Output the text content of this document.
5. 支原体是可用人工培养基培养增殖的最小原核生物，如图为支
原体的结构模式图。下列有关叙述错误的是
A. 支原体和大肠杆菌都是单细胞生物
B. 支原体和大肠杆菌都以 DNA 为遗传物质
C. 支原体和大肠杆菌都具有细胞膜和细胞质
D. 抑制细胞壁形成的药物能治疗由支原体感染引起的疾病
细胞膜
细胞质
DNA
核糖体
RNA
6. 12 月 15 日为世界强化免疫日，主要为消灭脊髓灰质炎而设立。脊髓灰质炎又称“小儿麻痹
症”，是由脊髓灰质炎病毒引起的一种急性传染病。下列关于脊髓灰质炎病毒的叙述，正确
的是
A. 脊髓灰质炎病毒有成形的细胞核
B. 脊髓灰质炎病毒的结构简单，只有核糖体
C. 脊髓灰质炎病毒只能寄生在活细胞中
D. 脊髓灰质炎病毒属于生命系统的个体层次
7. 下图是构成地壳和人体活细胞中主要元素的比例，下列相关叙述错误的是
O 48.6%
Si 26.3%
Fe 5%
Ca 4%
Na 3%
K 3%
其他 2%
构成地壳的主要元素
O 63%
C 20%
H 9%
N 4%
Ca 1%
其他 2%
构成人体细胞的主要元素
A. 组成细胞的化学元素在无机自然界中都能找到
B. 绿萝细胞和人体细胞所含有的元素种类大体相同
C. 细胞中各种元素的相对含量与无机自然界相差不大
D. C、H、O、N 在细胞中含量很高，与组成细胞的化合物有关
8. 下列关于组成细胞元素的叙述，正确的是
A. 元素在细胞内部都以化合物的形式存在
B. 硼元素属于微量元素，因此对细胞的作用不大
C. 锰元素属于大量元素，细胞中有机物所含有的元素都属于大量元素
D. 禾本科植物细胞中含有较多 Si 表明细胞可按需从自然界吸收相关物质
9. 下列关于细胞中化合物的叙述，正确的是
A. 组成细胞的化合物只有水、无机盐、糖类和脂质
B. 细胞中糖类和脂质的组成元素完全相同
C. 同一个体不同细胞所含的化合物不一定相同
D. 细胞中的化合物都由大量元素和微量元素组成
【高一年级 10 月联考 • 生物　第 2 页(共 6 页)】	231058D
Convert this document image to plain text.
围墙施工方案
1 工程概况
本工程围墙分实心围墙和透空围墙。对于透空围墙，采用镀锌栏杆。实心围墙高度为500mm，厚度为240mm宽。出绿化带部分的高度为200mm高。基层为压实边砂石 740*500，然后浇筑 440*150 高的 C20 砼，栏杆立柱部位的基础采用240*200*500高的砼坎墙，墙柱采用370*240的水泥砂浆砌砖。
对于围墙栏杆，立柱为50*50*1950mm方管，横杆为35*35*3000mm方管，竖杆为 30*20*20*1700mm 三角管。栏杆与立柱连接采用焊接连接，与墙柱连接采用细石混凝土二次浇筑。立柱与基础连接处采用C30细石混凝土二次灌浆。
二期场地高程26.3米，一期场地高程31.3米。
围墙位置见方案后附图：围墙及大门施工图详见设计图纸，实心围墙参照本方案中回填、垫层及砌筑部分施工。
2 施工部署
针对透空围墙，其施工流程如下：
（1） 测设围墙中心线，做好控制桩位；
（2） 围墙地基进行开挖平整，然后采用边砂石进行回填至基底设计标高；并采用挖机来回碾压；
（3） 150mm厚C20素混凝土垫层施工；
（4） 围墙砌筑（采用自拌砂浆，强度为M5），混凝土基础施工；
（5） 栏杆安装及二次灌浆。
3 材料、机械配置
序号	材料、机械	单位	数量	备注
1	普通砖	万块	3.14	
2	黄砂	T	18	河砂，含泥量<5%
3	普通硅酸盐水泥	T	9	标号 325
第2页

- _WHAT YOU WILL DO_: Using the listing above, reproduce each line without omission.

- _EXERCISE RESPONSE_:
Output the text content of this document.
5. 支原体是可用人工培养基培养增殖的最小原核生物，如图为支
原体的结构模式图。下列有关叙述错误的是
A. 支原体和大肠杆菌都是单细胞生物
B. 支原体和大肠杆菌都以 DNA 为遗传物质
C. 支原体和大肠杆菌都具有细胞膜和细胞质
D. 抑制细胞壁形成的药物能治疗由支原体感染引起的疾病
细胞膜
细胞质
DNA
核糖体
RNA
6. 12 月 15 日为世界强化免疫日，主要为消灭脊髓灰质炎而设立。脊髓灰质炎又称“小儿麻痹
症”，是由脊髓灰质炎病毒引起的一种急性传染病。下列关于脊髓灰质炎病毒的叙述，正确
的是
A. 脊髓灰质炎病毒有成形的细胞核
B. 脊髓灰质炎病毒的结构简单，只有核糖体
C. 脊髓灰质炎病毒只能寄生在活细胞中
D. 脊髓灰质炎病毒属于生命系统的个体层次
7. 下图是构成地壳和人体活细胞中主要元素的比例，下列相关叙述错误的是
O 48.6%
Si 26.3%
Fe 5%
Ca 4%
Na 3%
K 3%
其他 2%
构成地壳的主要元素
O 63%
C 20%
H 9%
N 4%
Ca 1%
其他 2%
构成人体细胞的主要元素
A. 组成细胞的化学元素在无机自然界中都能找到
B. 绿萝细胞和人体细胞所含有的元素种类大体相同
C. 细胞中各种元素的相对含量与无机自然界相差不大
D. C、H、O、N 在细胞中含量很高，与组成细胞的化合物有关
8. 下列关于组成细胞元素的叙述，正确的是
A. 元素在细胞内部都以化合物的形式存在
B. 硼元素属于微量元素，因此对细胞的作用不大
C. 锰元素属于大量元素，细胞中有机物所含有的元素都属于大量元素
D. 禾本科植物细胞中含有较多 Si 表明细胞可按需从自然界吸收相关物质
9. 下列关于细胞中化合物的叙述，正确的是
A. 组成细胞的化合物只有水、无机盐、糖类和脂质
B. 细胞中糖类和脂质的组成元素完全相同
C. 同一个体不同细胞所含的化合物不一定相同
D. 细胞中的化合物都由大量元素和微量元素组成
【高一年级 10 月联考 • 生物　第 2 页(共 6 页)】	231058D
Convert this document image to plain text.
围墙施工方案
1 工程概况
本工程围墙分实心围墙和透空围墙。对于透空围墙，采用镀锌栏杆。实心围墙高度为500mm，厚度为240mm宽。出绿化带部分的高度为200mm高。基层为压实边砂石 740*500，然后浇筑 440*150 高的 C20 砼，栏杆立柱部位的基础采用240*200*500高的砼坎墙，墙柱采用370*240的水泥砂浆砌砖。
对于围墙栏杆，立柱为50*50*1950mm方管，横杆为35*35*3000mm方管，竖杆为 30*20*20*1700mm 三角管。栏杆与立柱连接采用焊接连接，与墙柱连接采用细石混凝土二次浇筑。立柱与基础连接处采用C30细石混凝土二次灌浆。
二期场地高程26.3米，一期场地高程31.3米。
围墙位置见方案后附图：围墙及大门施工图详见设计图纸，实心围墙参照本方案中回填、垫层及砌筑部分施工。
2 施工部署
针对透空围墙，其施工流程如下：
（1） 测设围墙中心线，做好控制桩位；
（2） 围墙地基进行开挖平整，然后采用边砂石进行回填至基底设计标高；并采用挖机来回碾压；
（3） 150mm厚C20素混凝土垫层施工；
（4） 围墙砌筑（采用自拌砂浆，强度为M5），混凝土基础施工；
（5） 栏杆安装及二次灌浆。
3 材料、机械配置
序号	材料、机械	单位	数量	备注
1	普通砖	万块	3.14	
2	黄砂	T	18	河砂，含泥量<5%
3	普通硅酸盐水泥	T	9	标号 325
第2页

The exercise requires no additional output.